Update aoti tutorial (#3224)

angelayi · svekars · web-flow · commit 5786e9790e0a · 2025-01-24T12:21:07.000-08:00
Co-authored-by: Svetlana Karslioglu &lt;svekars@meta.com&gt;
diff --git a/recipes_source/torch_export_aoti_python.py b/recipes_source/torch_export_aoti_python.py
@@ -3,7 +3,7 @@
 """
 .. meta::
    :description: An end-to-end example of how to use AOTInductor for Python runtime.
-   :keywords: torch.export, AOTInductor, torch._inductor.aot_compile, torch._export.aot_load
+   :keywords: torch.export, AOTInductor, torch._inductor.aoti_compile_and_package, aot_compile, torch._export.aoti_load_package
 
 ``torch.export`` AOTInductor Tutorial for Python runtime (Beta)
 ===============================================================
@@ -14,19 +14,18 @@
 #
 # .. warning::
 #
-#     ``torch._inductor.aot_compile`` and ``torch._export.aot_load`` are in Beta status and are subject to backwards compatibility
-#     breaking changes. This tutorial provides an example of how to use these APIs for model deployment using Python runtime.
+#     ``torch._inductor.aoti_compile_and_package`` and
+#     ``torch._inductor.aoti_load_package`` are in Beta status and are subject
+#     to backwards compatibility breaking changes. This tutorial provides an
+#     example of how to use these APIs for model deployment using Python
+#     runtime.
 #
-# It has been shown `previously <https://pytorch.org/docs/stable/torch.compiler_aot_inductor.html#>`__ how AOTInductor can be used 
-# to do Ahead-of-Time compilation of PyTorch exported models by creating
-# a shared library that can be run in a non-Python environment.
-#
-#
-# In this tutorial, you will learn an end-to-end example of how to use AOTInductor for Python runtime.
-# We will look at how  to use :func:`torch._inductor.aot_compile` along with :func:`torch.export.export` to generate a 
-# shared library. Additionally, we will examine how to execute the shared library in Python runtime using :func:`torch._export.aot_load`.
-# You will learn about the speed up seen in the first inference time using AOTInductor, especially when using 
-# ``max-autotune`` mode which can take some time to execute.
+# It has been shown `previously
+# <https://pytorch.org/docs/stable/torch.compiler_aot_inductor.html#>`__ how
+# AOTInductor can be used to do Ahead-of-Time compilation of PyTorch exported
+# models by creating an artifact that can be run in a non-Python environment.
+# In this tutorial, you will learn an end-to-end example of how to use
+# AOTInductor for Python runtime.
 #
 # **Contents**
 #
@@ -36,115 +35,169 @@
 ######################################################################
 # Prerequisites
 # -------------
-# * PyTorch 2.4 or later
+# * PyTorch 2.6 or later
 # * Basic understanding of ``torch.export`` and AOTInductor
 # * Complete the `AOTInductor: Ahead-Of-Time Compilation for Torch.Export-ed Models <https://pytorch.org/docs/stable/torch.compiler_aot_inductor.html#>`_ tutorial
 
 ######################################################################
 # What you will learn
 # ----------------------
-# * How to use AOTInductor for python runtime.

* Collected data
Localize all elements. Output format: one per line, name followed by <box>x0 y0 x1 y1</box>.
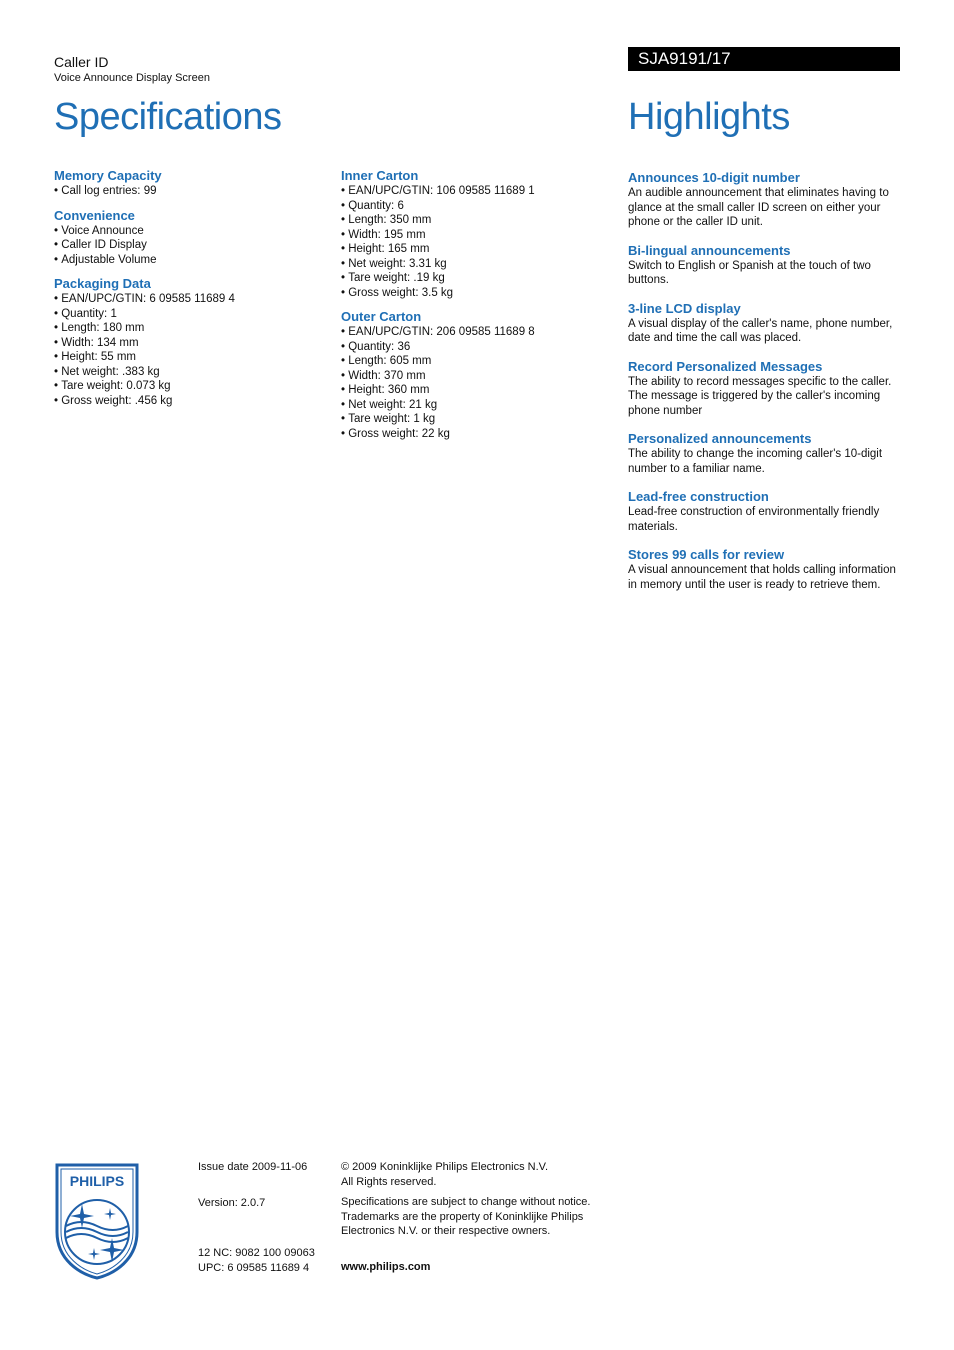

* Exercise directions
Pick up the AOTInductor tutorial diff right after its last line and write the next part. Nothing in the listing is needed here.

* Written reply
-# * How  to use :func:`torch._inductor.aot_compile` along with :func:`torch.export.export` to generate a shared library
-# * How to run a shared library in Python runtime using :func:`torch._export.aot_load`.
-# * When do you use AOTInductor for python runtime
+# * How to use AOTInductor for Python runtime.
+# * How to use :func:`torch._inductor.aoti_compile_and_package` along with :func:`torch.export.export` to generate a compiled artifact
+# * How to load and run the artifact in a Python runtime using :func:`torch._export.aot_load`.
+# * When to you use AOTInductor with a Python runtime
 
 ######################################################################
 # Model Compilation
 # -----------------
 #
-# We will use the TorchVision pretrained `ResNet18` model and TorchInductor on the 
-# exported PyTorch program using :func:`torch._inductor.aot_compile`.
+# We will use the TorchVision pretrained ``ResNet18`` model as an example.
 #
-# .. note::
+# The first step is to export the model to a graph representation using
+# :func:`torch.export.export`. To learn more about using this function, you can
+# check out the `docs <https://pytorch.org/docs/main/export.html>`_ or the
+# `tutorial <https://pytorch.org/tutorials/intermediate/torch_export_tutorial.html>`_.
 #
-#       This API also supports :func:`torch.compile` options like ``mode``
-#       This means that if used on a CUDA enabled device, you can, for example, set ``"max_autotune": True``
-#       which leverages Triton based matrix multiplications & convolutions, and enables CUDA graphs by default.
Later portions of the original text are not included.